--- Start Extracted information ---

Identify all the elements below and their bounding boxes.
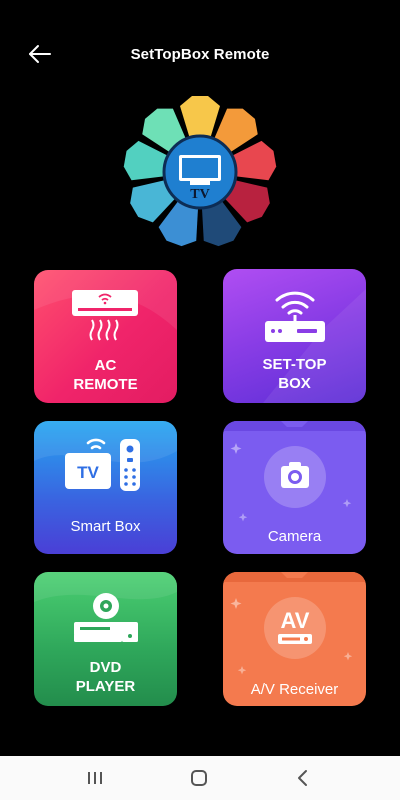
logo-tv-text: TV xyxy=(190,187,209,202)
home-button[interactable] xyxy=(184,766,214,790)
tv-icon xyxy=(179,155,221,185)
app-logo: TV xyxy=(112,92,288,252)
camera-card[interactable]: Camera xyxy=(223,421,366,554)
smart-box-card[interactable]: TV Smart Box xyxy=(34,421,177,554)
back-chevron-icon xyxy=(298,770,307,786)
page-title: SetTopBox Remote xyxy=(130,46,270,63)
smart-box-label: Smart Box xyxy=(70,518,141,535)
ac-label-line1: AC xyxy=(94,357,117,374)
recent-apps-button[interactable] xyxy=(80,766,110,790)
stb-label-line2: BOX xyxy=(278,375,311,392)
nav-back-button[interactable] xyxy=(288,766,318,790)
set-top-box-card[interactable]: SET-TOP BOX xyxy=(223,269,366,403)
av-badge: AV xyxy=(281,608,310,633)
ac-remote-card[interactable]: AC REMOTE xyxy=(34,270,177,403)
system-nav-bar xyxy=(0,756,400,800)
camera-label: Camera xyxy=(267,528,322,545)
dvd-label-line2: PLAYER xyxy=(75,678,136,695)
dvd-player-card[interactable]: DVD PLAYER xyxy=(34,572,177,706)
ac-label-line2: REMOTE xyxy=(73,376,138,393)
av-label: A/V Receiver xyxy=(250,681,339,698)
av-receiver-card[interactable]: AV A/V Receiver xyxy=(223,572,366,706)
recent-apps-icon xyxy=(88,772,102,784)
smart-box-badge: TV xyxy=(77,463,99,482)
home-icon xyxy=(191,770,207,786)
dvd-label-line1: DVD xyxy=(89,659,122,676)
stb-label-line1: SET-TOP xyxy=(262,356,327,373)
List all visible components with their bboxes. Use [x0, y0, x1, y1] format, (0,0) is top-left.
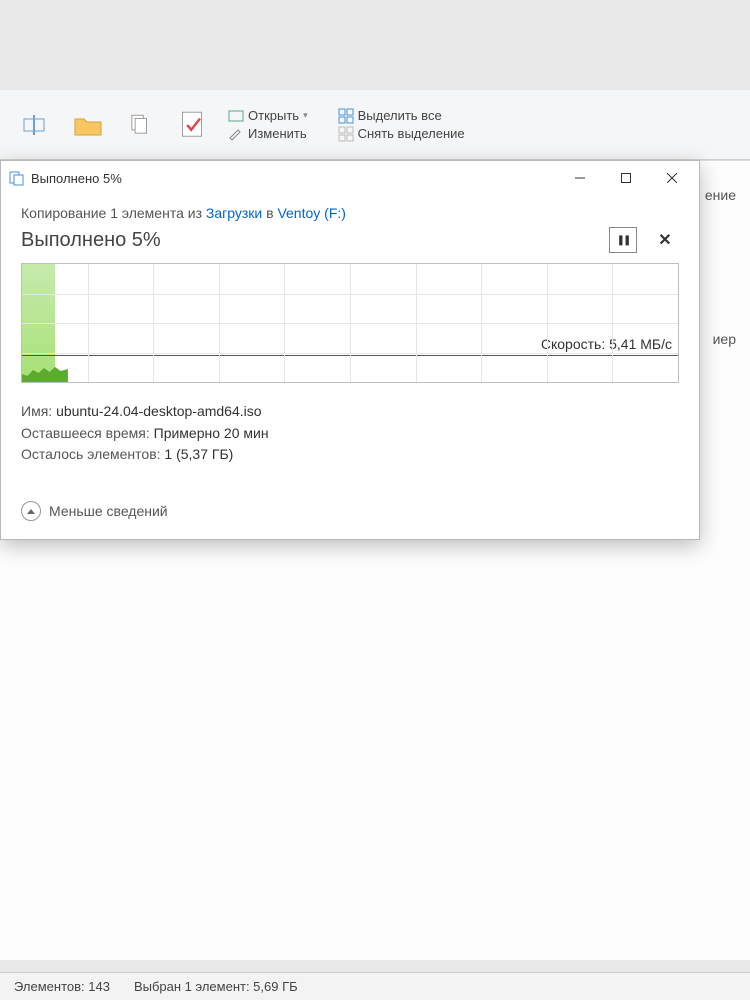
rename-icon[interactable] — [20, 109, 52, 141]
pause-button[interactable]: ❚❚ — [609, 227, 637, 253]
fewer-details-toggle[interactable]: Меньше сведений — [21, 488, 679, 521]
dialog-title: Выполнено 5% — [31, 171, 557, 186]
ribbon-edit[interactable]: Изменить — [228, 126, 308, 142]
properties-checkmark-icon[interactable] — [176, 109, 208, 141]
pause-icon: ❚❚ — [617, 235, 630, 246]
statusbar-item-count: Элементов: 143 — [14, 979, 110, 994]
ribbon-select-all[interactable]: Выделить все — [338, 108, 465, 124]
ribbon-open-label: Открыть — [248, 108, 299, 123]
op-mid: в — [262, 205, 277, 221]
copy-icon[interactable] — [124, 109, 156, 141]
speed-sparkline — [22, 356, 68, 382]
explorer-ribbon: Открыть ▾ Изменить Выделить все Снять вы… — [0, 90, 750, 160]
transfer-speed-chart: Скорость: 5,41 МБ/c — [21, 263, 679, 383]
ribbon-deselect-label: Снять выделение — [358, 126, 465, 141]
bg-text-fragment-1: ение — [705, 187, 736, 203]
ribbon-edit-label: Изменить — [248, 126, 307, 141]
dropdown-caret-icon: ▾ — [303, 110, 308, 121]
speed-label: Скорость: 5,41 МБ/c — [541, 336, 672, 352]
ribbon-select-all-label: Выделить все — [358, 108, 442, 123]
window-minimize-button[interactable] — [557, 163, 603, 193]
op-prefix: Копирование 1 элемента из — [21, 205, 206, 221]
name-label: Имя: — [21, 403, 52, 419]
time-label: Оставшееся время: — [21, 425, 150, 441]
chevron-up-icon — [21, 501, 41, 521]
fewer-details-label: Меньше сведений — [49, 503, 168, 519]
window-maximize-button[interactable] — [603, 163, 649, 193]
folder-icon[interactable] — [72, 109, 104, 141]
op-dest-link[interactable]: Ventoy (F:) — [277, 205, 345, 221]
explorer-statusbar: Элементов: 143 Выбран 1 элемент: 5,69 ГБ — [0, 972, 750, 1000]
name-value: ubuntu-24.04-desktop-amd64.iso — [56, 403, 261, 419]
transfer-details: Имя: ubuntu-24.04-desktop-amd64.iso Оста… — [21, 401, 679, 466]
progress-status-text: Выполнено 5% — [21, 229, 161, 252]
statusbar-selected: Выбран 1 элемент: 5,69 ГБ — [134, 979, 298, 994]
copy-dialog-icon — [9, 170, 25, 186]
ribbon-open[interactable]: Открыть ▾ — [228, 108, 308, 124]
op-source-link[interactable]: Загрузки — [206, 205, 262, 221]
window-close-button[interactable] — [649, 163, 695, 193]
remain-value: 1 (5,37 ГБ) — [164, 446, 233, 462]
operation-description: Копирование 1 элемента из Загрузки в Ven… — [21, 205, 679, 221]
bg-text-fragment-2: иер — [713, 331, 736, 347]
cancel-button[interactable] — [651, 227, 679, 253]
time-value: Примерно 20 мин — [154, 425, 269, 441]
copy-progress-dialog: Выполнено 5% Копирование 1 элемента из З… — [0, 160, 700, 540]
ribbon-deselect[interactable]: Снять выделение — [338, 126, 465, 142]
remain-label: Осталось элементов: — [21, 446, 161, 462]
dialog-titlebar[interactable]: Выполнено 5% — [1, 161, 699, 195]
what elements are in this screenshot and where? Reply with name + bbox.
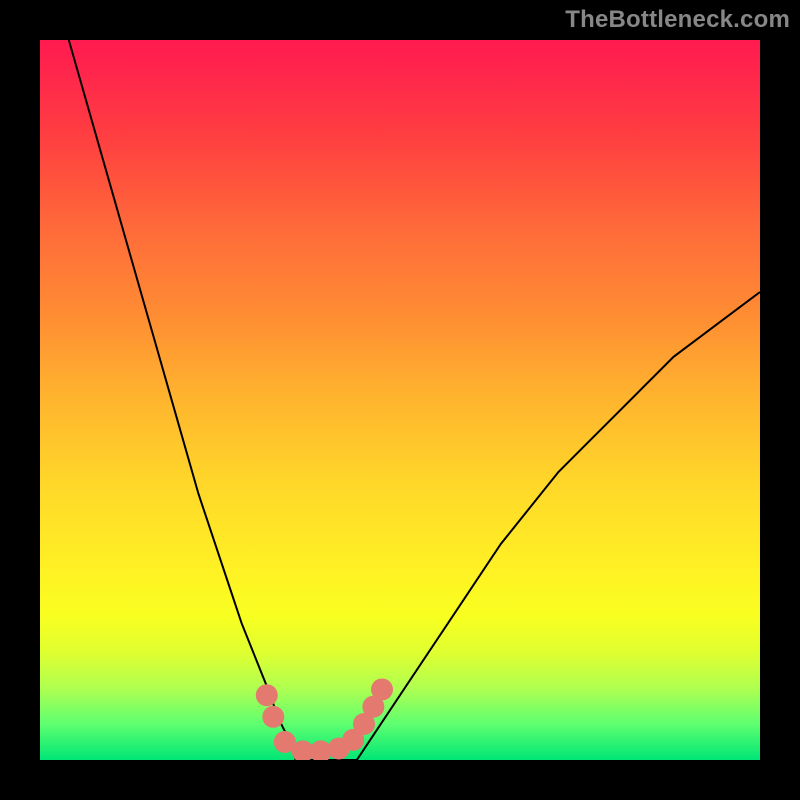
marker-point	[262, 706, 284, 728]
curve-right-branch	[357, 292, 760, 760]
marker-point	[371, 678, 393, 700]
chart-svg	[40, 40, 760, 760]
curve-left-branch	[69, 40, 296, 760]
plot-area	[40, 40, 760, 760]
marker-point	[256, 684, 278, 706]
chart-frame: TheBottleneck.com	[0, 0, 800, 800]
attribution-watermark: TheBottleneck.com	[565, 6, 790, 34]
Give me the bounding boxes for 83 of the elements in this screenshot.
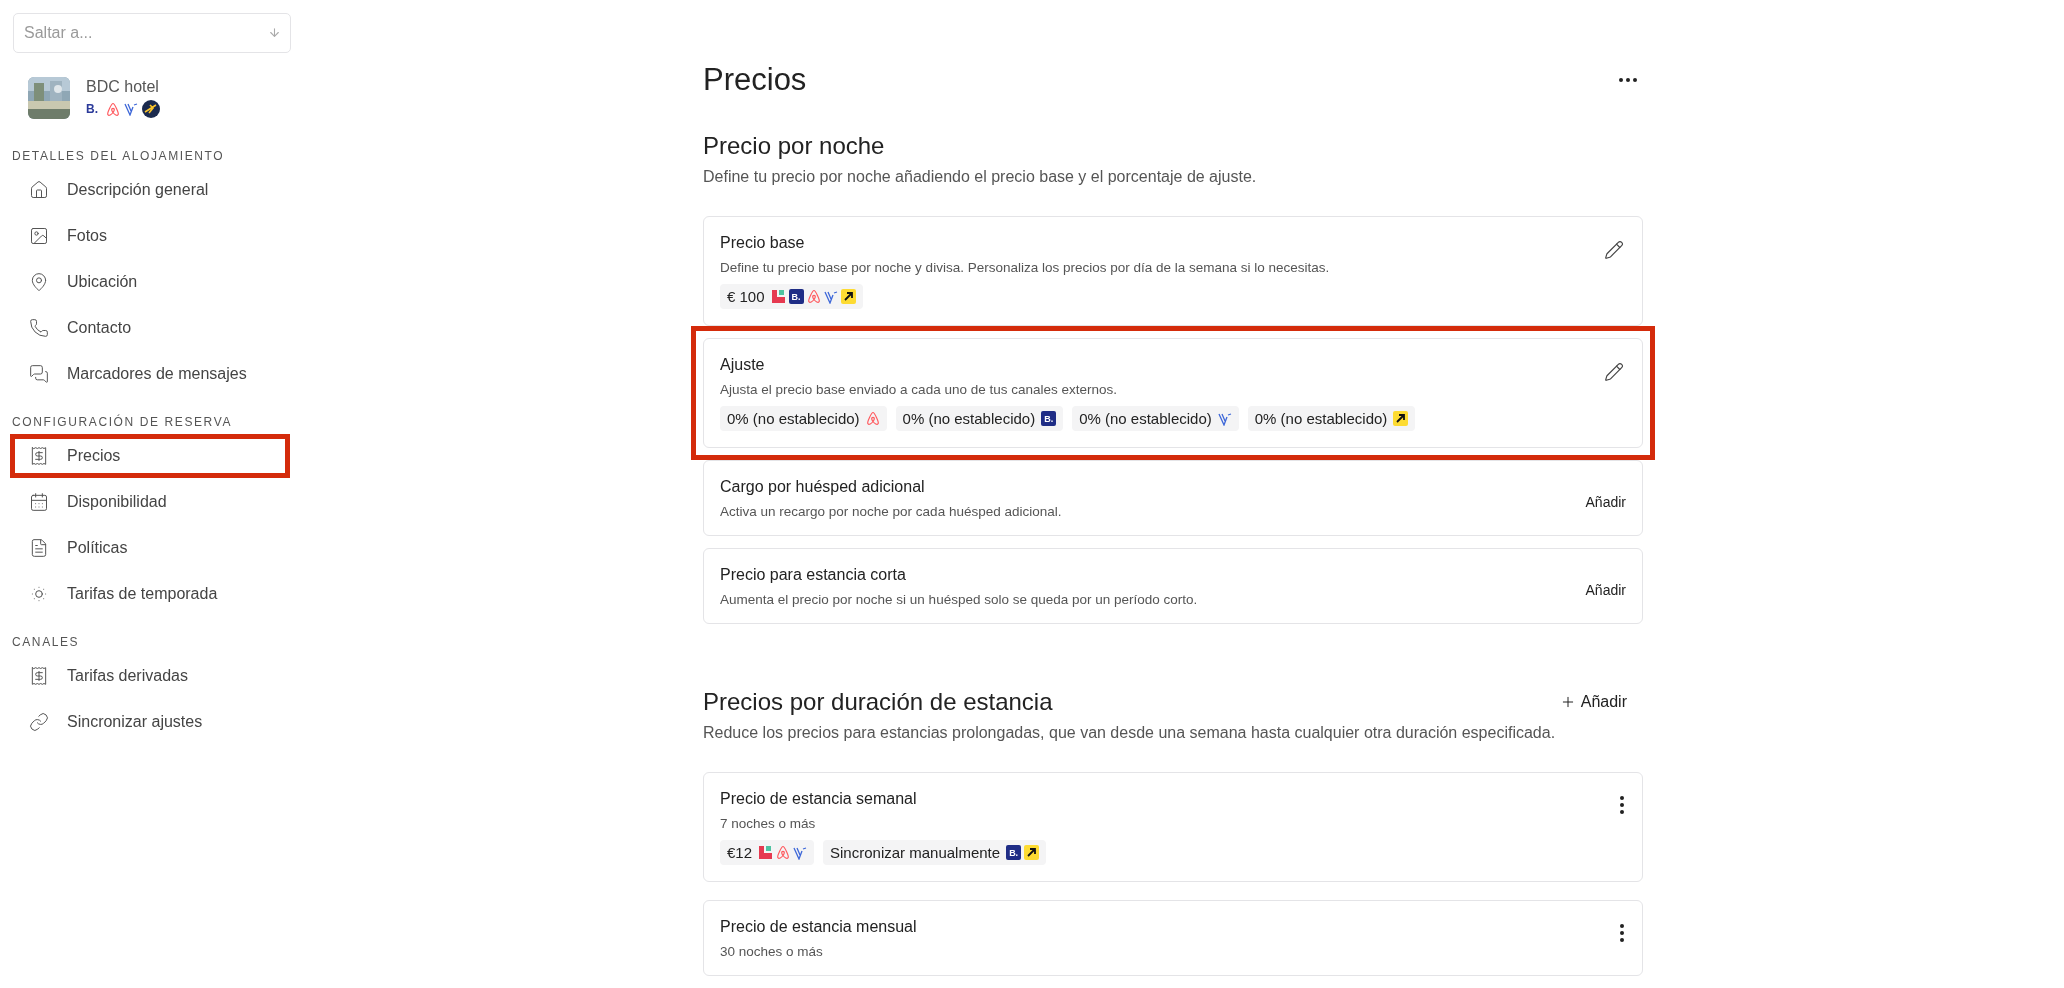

--- End Extracted information ---

* _Short exercise_
Can you print every item above word for word, leaving out the pictures?

* _Solution to this exercise_
Identify all the elements below and their bounding boxes.
logo-tv-text: TV xyxy=(190,187,209,202)
home-button[interactable] xyxy=(184,766,214,790)
tv-icon xyxy=(179,155,221,185)
app-logo: TV xyxy=(112,92,288,252)
camera-card[interactable]: Camera xyxy=(223,421,366,554)
smart-box-card[interactable]: TV Smart Box xyxy=(34,421,177,554)
back-chevron-icon xyxy=(298,770,307,786)
page-title: SetTopBox Remote xyxy=(130,46,270,63)
smart-box-label: Smart Box xyxy=(70,518,141,535)
ac-label-line1: AC xyxy=(94,357,117,374)
recent-apps-button[interactable] xyxy=(80,766,110,790)
stb-label-line2: BOX xyxy=(278,375,311,392)
nav-back-button[interactable] xyxy=(288,766,318,790)
set-top-box-card[interactable]: SET-TOP BOX xyxy=(223,269,366,403)
av-badge: AV xyxy=(281,608,310,633)
ac-remote-card[interactable]: AC REMOTE xyxy=(34,270,177,403)
system-nav-bar xyxy=(0,756,400,800)
camera-label: Camera xyxy=(267,528,322,545)
dvd-label-line2: PLAYER xyxy=(75,678,136,695)
dvd-player-card[interactable]: DVD PLAYER xyxy=(34,572,177,706)
ac-label-line2: REMOTE xyxy=(73,376,138,393)
av-label: A/V Receiver xyxy=(250,681,339,698)
av-receiver-card[interactable]: AV A/V Receiver xyxy=(223,572,366,706)
recent-apps-icon xyxy=(88,772,102,784)
smart-box-badge: TV xyxy=(77,463,99,482)
home-icon xyxy=(191,770,207,786)
dvd-label-line1: DVD xyxy=(89,659,122,676)
stb-label-line1: SET-TOP xyxy=(262,356,327,373)
List all visible components with their bboxes. Use [x0, y0, x1, y1] format, (0,0) is top-left.
rename-icon[interactable] — [20, 109, 52, 141]
pause-button[interactable]: ❚❚ — [609, 227, 637, 253]
fewer-details-toggle[interactable]: Меньше сведений — [21, 488, 679, 521]
dialog-title: Выполнено 5% — [31, 171, 557, 186]
ribbon-edit[interactable]: Изменить — [228, 126, 308, 142]
properties-checkmark-icon[interactable] — [176, 109, 208, 141]
pause-icon: ❚❚ — [617, 235, 630, 246]
statusbar-item-count: Элементов: 143 — [14, 979, 110, 994]
ribbon-select-all[interactable]: Выделить все — [338, 108, 465, 124]
ribbon-open-label: Открыть — [248, 108, 299, 123]
op-mid: в — [262, 205, 277, 221]
copy-icon[interactable] — [124, 109, 156, 141]
speed-sparkline — [22, 356, 68, 382]
explorer-ribbon: Открыть ▾ Изменить Выделить все Снять вы… — [0, 90, 750, 160]
transfer-speed-chart: Скорость: 5,41 МБ/c — [21, 263, 679, 383]
ribbon-deselect-label: Снять выделение — [358, 126, 465, 141]
bg-text-fragment-1: ение — [705, 187, 736, 203]
ribbon-edit-label: Изменить — [248, 126, 307, 141]
dropdown-caret-icon: ▾ — [303, 110, 308, 121]
speed-label: Скорость: 5,41 МБ/c — [541, 336, 672, 352]
ribbon-select-all-label: Выделить все — [358, 108, 442, 123]
window-minimize-button[interactable] — [557, 163, 603, 193]
op-prefix: Копирование 1 элемента из — [21, 205, 206, 221]
name-label: Имя: — [21, 403, 52, 419]
time-label: Оставшееся время: — [21, 425, 150, 441]
chevron-up-icon — [21, 501, 41, 521]
fewer-details-label: Меньше сведений — [49, 503, 168, 519]
window-maximize-button[interactable] — [603, 163, 649, 193]
folder-icon[interactable] — [72, 109, 104, 141]
op-dest-link[interactable]: Ventoy (F:) — [277, 205, 345, 221]
explorer-statusbar: Элементов: 143 Выбран 1 элемент: 5,69 ГБ — [0, 972, 750, 1000]
name-value: ubuntu-24.04-desktop-amd64.iso — [56, 403, 261, 419]
transfer-details: Имя: ubuntu-24.04-desktop-amd64.iso Оста… — [21, 401, 679, 466]
progress-status-text: Выполнено 5% — [21, 229, 161, 252]
statusbar-selected: Выбран 1 элемент: 5,69 ГБ — [134, 979, 298, 994]
copy-dialog-icon — [9, 170, 25, 186]
ribbon-open[interactable]: Открыть ▾ — [228, 108, 308, 124]
op-source-link[interactable]: Загрузки — [206, 205, 262, 221]
window-close-button[interactable] — [649, 163, 695, 193]
remain-value: 1 (5,37 ГБ) — [164, 446, 233, 462]
operation-description: Копирование 1 элемента из Загрузки в Ven… — [21, 205, 679, 221]
bg-text-fragment-2: иер — [713, 331, 736, 347]
cancel-button[interactable] — [651, 227, 679, 253]
time-value: Примерно 20 мин — [154, 425, 269, 441]
copy-progress-dialog: Выполнено 5% Копирование 1 элемента из З… — [0, 160, 700, 540]
ribbon-deselect[interactable]: Снять выделение — [338, 126, 465, 142]
remain-label: Осталось элементов: — [21, 446, 161, 462]
dialog-titlebar[interactable]: Выполнено 5% — [1, 161, 699, 195]
what elements are in this screenshot and where? Reply with name + bbox.
marker-point	[262, 706, 284, 728]
curve-right-branch	[357, 292, 760, 760]
marker-point	[371, 678, 393, 700]
chart-svg	[40, 40, 760, 760]
curve-left-branch	[69, 40, 296, 760]
plot-area	[40, 40, 760, 760]
marker-point	[256, 684, 278, 706]
chart-frame: TheBottleneck.com	[0, 0, 800, 800]
attribution-watermark: TheBottleneck.com	[565, 6, 790, 34]
Give me the bounding boxes for 83 of the elements in this screenshot.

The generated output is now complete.